> _Directive_
Reproduce all entries precisely as they are written.

___ Listed entries

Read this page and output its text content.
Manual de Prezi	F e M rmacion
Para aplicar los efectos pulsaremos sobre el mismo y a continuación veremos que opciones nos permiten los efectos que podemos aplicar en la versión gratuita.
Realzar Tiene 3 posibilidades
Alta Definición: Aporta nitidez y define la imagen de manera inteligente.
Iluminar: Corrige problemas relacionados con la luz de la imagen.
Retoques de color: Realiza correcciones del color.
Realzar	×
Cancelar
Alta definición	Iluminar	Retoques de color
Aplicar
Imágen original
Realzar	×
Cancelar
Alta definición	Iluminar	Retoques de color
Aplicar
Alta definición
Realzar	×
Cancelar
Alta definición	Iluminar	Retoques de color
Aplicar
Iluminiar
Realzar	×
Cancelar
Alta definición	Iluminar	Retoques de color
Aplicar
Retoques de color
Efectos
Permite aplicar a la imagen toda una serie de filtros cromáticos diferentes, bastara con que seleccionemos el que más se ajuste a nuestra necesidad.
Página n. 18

______

> _Solution_
Read this page and output its text content.
Manual de Prezi	F e M rmacion
Para aplicar los efectos pulsaremos sobre el mismo y a continuación veremos que opciones nos permiten los efectos que podemos aplicar en la versión gratuita.
Realzar Tiene 3 posibilidades
Alta Definición: Aporta nitidez y define la imagen de manera inteligente.
Iluminar: Corrige problemas relacionados con la luz de la imagen.
Retoques de color: Realiza correcciones del color.
Realzar	×
Cancelar
Alta definición	Iluminar	Retoques de color
Aplicar
Imágen original
Realzar	×
Cancelar
Alta definición	Iluminar	Retoques de color
Aplicar
Alta definición
Realzar	×
Cancelar
Alta definición	Iluminar	Retoques de color
Aplicar
Iluminiar
Realzar	×
Cancelar
Alta definición	Iluminar	Retoques de color
Aplicar
Retoques de color
Efectos
Permite aplicar a la imagen toda una serie de filtros cromáticos diferentes, bastara con que seleccionemos el que más se ajuste a nuestra necesidad.
Página n. 18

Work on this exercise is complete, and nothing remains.